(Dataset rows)
****

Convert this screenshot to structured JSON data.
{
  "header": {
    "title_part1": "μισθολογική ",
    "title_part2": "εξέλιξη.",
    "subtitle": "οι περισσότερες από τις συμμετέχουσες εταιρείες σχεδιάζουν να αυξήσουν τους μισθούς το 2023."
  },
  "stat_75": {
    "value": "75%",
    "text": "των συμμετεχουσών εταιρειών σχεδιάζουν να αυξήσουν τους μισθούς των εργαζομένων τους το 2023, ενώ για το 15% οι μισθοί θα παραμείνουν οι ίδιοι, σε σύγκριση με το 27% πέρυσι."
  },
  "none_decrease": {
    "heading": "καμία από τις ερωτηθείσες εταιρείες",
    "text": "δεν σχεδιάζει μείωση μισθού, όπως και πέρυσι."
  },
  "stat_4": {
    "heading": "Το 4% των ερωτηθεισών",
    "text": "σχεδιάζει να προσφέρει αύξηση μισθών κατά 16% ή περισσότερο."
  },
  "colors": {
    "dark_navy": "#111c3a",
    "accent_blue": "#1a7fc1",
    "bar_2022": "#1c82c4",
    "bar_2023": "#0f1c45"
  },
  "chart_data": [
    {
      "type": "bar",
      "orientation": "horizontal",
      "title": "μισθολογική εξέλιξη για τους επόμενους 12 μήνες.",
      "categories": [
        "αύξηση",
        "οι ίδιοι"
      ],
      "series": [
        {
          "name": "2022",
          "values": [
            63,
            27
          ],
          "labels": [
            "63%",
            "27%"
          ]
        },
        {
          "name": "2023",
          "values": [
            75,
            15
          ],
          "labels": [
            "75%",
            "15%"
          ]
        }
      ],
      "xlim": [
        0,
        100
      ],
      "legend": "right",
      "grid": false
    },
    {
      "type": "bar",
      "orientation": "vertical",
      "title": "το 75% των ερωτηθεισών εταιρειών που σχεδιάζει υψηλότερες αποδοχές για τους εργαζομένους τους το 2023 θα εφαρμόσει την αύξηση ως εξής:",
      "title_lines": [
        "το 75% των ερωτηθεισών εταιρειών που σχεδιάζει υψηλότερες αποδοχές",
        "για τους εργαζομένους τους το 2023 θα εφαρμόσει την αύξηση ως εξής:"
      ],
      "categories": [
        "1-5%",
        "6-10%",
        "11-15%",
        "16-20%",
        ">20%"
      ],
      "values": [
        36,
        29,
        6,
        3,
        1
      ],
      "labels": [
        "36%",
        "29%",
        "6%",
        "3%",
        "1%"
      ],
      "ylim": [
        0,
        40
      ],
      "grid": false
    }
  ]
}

****

Objective: Every record shown above should be written out again exactly.

Response for this exercise:
Convert this screenshot to structured JSON data.
{
  "header": {
    "title_part1": "μισθολογική ",
    "title_part2": "εξέλιξη.",
    "subtitle": "οι περισσότερες από τις συμμετέχουσες εταιρείες σχεδιάζουν να αυξήσουν τους μισθούς το 2023."
  },
  "stat_75": {
    "value": "75%",
    "text": "των συμμετεχουσών εταιρειών σχεδιάζουν να αυξήσουν τους μισθούς των εργαζομένων τους το 2023, ενώ για το 15% οι μισθοί θα παραμείνουν οι ίδιοι, σε σύγκριση με το 27% πέρυσι."
  },
  "none_decrease": {
    "heading": "καμία από τις ερωτηθείσες εταιρείες",
    "text": "δεν σχεδιάζει μείωση μισθού, όπως και πέρυσι."
  },
  "stat_4": {
    "heading": "Το 4% των ερωτηθεισών",
    "text": "σχεδιάζει να προσφέρει αύξηση μισθών κατά 16% ή περισσότερο."
  },
  "colors": {
    "dark_navy": "#111c3a",
    "accent_blue": "#1a7fc1",
    "bar_2022": "#1c82c4",
    "bar_2023": "#0f1c45"
  },
  "chart_data": [
    {
      "type": "bar",
      "orientation": "horizontal",
      "title": "μισθολογική εξέλιξη για τους επόμενους 12 μήνες.",
      "categories": [
        "αύξηση",
        "οι ίδιοι"
      ],
      "series": [
        {
          "name": "2022",
          "values": [
            63,
            27
          ],
          "labels": [
            "63%",
            "27%"
          ]
        },
        {
          "name": "2023",
          "values": [
            75,
            15
          ],
          "labels": [
            "75%",
            "15%"
          ]
        }
      ],
      "xlim": [
        0,
        100
      ],
      "legend": "right",
      "grid": false
    },
    {
      "type": "bar",
      "orientation": "vertical",
      "title": "το 75% των ερωτηθεισών εταιρειών που σχεδιάζει υψηλότερες αποδοχές για τους εργαζομένους τους το 2023 θα εφαρμόσει την αύξηση ως εξής:",
      "title_lines": [
        "το 75% των ερωτηθεισών εταιρειών που σχεδιάζει υψηλότερες αποδοχές",
        "για τους εργαζομένους τους το 2023 θα εφαρμόσει την αύξηση ως εξής:"
      ],
      "categories": [
        "1-5%",
        "6-10%",
        "11-15%",
        "16-20%",
        ">20%"
      ],
      "values": [
        36,
        29,
        6,
        3,
        1
      ],
      "labels": [
        "36%",
        "29%",
        "6%",
        "3%",
        "1%"
      ],
      "ylim": [
        0,
        40
      ],
      "grid": false
    }
  ]
}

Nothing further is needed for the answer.